[TAREFAS A REALIZAR]
• a. Reproduza o trecho do texto de leitura de "A gestação chegava" a "a minha amamentação.".
• b. No texto de leitura, quanto tempo depois do parto trouxeram o filho à mãe?

[TEXTO DE LEITURA]
++++++

A gestação chegava ao final, o medo fez morada e agendar a cesárea parecia a solução fácil. Percebeu que estava enganada.

– Só trouxeram meu filho quatro horas depois do parto. Eu olhava para ele e pensava: Quem é essa pessoa? Um estranhamento… faltou um pedaço.

Depois da alta, mais dificuldade. Flávia achava que sabia amamentar. E, mais uma vez, o engano. Decidiu buscar ajuda, mas no hospital só havia despreparo.

– Eles me disseram: ‘Você não tem leite”. E deram uma mamadeira para o meu filho na minha frente. Ele mamou tudo, desesperado. Eu me senti culpada: ele estava com fome. Foi determinante para acabar com a minha amamentação.

++++++

[DADOS PARA ANÁLISE]
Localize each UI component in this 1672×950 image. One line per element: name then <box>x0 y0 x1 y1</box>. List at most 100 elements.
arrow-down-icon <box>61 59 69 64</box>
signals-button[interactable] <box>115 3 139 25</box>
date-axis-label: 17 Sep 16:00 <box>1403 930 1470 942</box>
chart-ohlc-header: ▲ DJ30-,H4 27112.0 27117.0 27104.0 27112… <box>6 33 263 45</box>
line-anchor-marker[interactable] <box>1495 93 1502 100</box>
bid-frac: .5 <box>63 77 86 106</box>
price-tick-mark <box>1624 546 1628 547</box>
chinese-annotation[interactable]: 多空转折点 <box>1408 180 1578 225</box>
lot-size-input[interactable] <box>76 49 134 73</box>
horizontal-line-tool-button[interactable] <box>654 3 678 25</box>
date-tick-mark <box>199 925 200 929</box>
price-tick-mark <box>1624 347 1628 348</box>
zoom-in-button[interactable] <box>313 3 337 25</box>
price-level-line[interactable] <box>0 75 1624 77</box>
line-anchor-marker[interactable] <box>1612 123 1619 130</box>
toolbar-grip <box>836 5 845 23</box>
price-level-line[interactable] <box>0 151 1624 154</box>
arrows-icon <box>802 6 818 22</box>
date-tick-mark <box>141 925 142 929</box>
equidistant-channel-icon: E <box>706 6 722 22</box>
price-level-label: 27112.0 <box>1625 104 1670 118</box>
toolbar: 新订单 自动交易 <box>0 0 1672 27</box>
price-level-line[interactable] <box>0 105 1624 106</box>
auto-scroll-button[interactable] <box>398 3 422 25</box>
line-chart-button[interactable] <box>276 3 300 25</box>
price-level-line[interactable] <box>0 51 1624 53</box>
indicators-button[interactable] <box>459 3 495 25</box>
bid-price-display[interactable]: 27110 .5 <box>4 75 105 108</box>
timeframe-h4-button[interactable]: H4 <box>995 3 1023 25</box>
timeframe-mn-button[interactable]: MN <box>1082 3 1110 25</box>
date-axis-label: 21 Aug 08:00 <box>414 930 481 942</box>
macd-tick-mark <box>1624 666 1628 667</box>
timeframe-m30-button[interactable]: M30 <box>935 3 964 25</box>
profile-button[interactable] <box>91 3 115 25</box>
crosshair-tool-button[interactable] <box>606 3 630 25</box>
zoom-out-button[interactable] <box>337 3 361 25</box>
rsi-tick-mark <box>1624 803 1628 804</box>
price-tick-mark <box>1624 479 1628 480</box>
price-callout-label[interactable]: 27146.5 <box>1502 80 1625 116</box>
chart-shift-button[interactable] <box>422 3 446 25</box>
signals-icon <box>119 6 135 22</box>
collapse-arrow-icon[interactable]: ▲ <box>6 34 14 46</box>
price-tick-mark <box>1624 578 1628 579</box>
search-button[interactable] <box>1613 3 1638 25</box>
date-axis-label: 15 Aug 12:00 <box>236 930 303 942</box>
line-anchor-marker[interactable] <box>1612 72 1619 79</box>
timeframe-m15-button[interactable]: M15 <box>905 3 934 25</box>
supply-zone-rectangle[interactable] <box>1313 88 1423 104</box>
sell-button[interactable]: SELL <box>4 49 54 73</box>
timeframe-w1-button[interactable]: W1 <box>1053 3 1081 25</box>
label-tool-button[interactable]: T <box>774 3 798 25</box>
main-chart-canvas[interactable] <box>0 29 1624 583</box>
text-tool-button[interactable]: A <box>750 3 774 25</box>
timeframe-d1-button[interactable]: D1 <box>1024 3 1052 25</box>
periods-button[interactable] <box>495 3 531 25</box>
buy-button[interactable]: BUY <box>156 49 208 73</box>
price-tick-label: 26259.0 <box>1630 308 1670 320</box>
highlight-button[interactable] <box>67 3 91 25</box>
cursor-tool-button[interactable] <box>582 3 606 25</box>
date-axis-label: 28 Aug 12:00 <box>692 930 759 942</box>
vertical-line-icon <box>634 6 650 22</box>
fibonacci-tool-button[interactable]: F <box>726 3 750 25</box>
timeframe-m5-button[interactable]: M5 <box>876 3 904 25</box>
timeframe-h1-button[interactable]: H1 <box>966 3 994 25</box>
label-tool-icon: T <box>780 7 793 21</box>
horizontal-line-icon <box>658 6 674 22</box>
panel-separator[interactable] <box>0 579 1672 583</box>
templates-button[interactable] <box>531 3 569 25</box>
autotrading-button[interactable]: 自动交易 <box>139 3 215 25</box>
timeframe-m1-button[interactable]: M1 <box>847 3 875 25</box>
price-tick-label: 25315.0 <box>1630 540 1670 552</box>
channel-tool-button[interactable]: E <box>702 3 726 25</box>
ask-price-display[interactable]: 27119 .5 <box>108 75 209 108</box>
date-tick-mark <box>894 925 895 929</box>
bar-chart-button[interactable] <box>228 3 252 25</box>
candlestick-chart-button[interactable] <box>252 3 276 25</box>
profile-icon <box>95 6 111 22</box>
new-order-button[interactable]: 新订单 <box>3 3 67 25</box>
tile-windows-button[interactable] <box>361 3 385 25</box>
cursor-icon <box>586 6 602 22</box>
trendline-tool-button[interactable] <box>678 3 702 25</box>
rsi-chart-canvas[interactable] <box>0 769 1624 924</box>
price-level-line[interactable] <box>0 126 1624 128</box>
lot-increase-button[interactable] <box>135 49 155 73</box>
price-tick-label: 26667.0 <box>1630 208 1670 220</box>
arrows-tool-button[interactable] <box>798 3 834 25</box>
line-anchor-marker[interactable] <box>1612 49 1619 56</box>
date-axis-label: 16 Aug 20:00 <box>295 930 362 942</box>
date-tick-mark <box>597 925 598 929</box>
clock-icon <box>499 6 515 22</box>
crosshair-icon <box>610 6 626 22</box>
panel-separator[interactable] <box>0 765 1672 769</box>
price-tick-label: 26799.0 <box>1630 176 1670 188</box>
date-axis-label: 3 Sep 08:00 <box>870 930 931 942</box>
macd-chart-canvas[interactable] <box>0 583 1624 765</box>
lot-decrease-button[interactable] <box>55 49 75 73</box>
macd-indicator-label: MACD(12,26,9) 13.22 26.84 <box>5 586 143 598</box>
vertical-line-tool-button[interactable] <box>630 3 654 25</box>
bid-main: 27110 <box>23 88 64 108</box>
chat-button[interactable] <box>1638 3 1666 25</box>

++++++

[RESPOSTAS POR TAREFA]
• a.
A gestação chegava ao final, o medo fez morada e agendar a cesárea parecia a solução fácil. Percebeu que estava enganada.

– Só trouxeram meu filho quatro horas depois do parto. Eu olhava para ele e pensava: Quem é essa pessoa? Um estranhamento… faltou um pedaço.

Depois da alta, mais dificuldade. Flávia achava que sabia amamentar. E, mais uma vez, o engano. Decidiu buscar ajuda, mas no hospital só havia despreparo.

– Eles me disseram: ‘Você não tem leite”. E deram uma mamadeira para o meu filho na minha frente. Ele mamou tudo, desesperado. Eu me senti culpada: ele estava com fome. Foi determinante para acabar com a minha amamentação.

• b. Quatro horas depois do parto.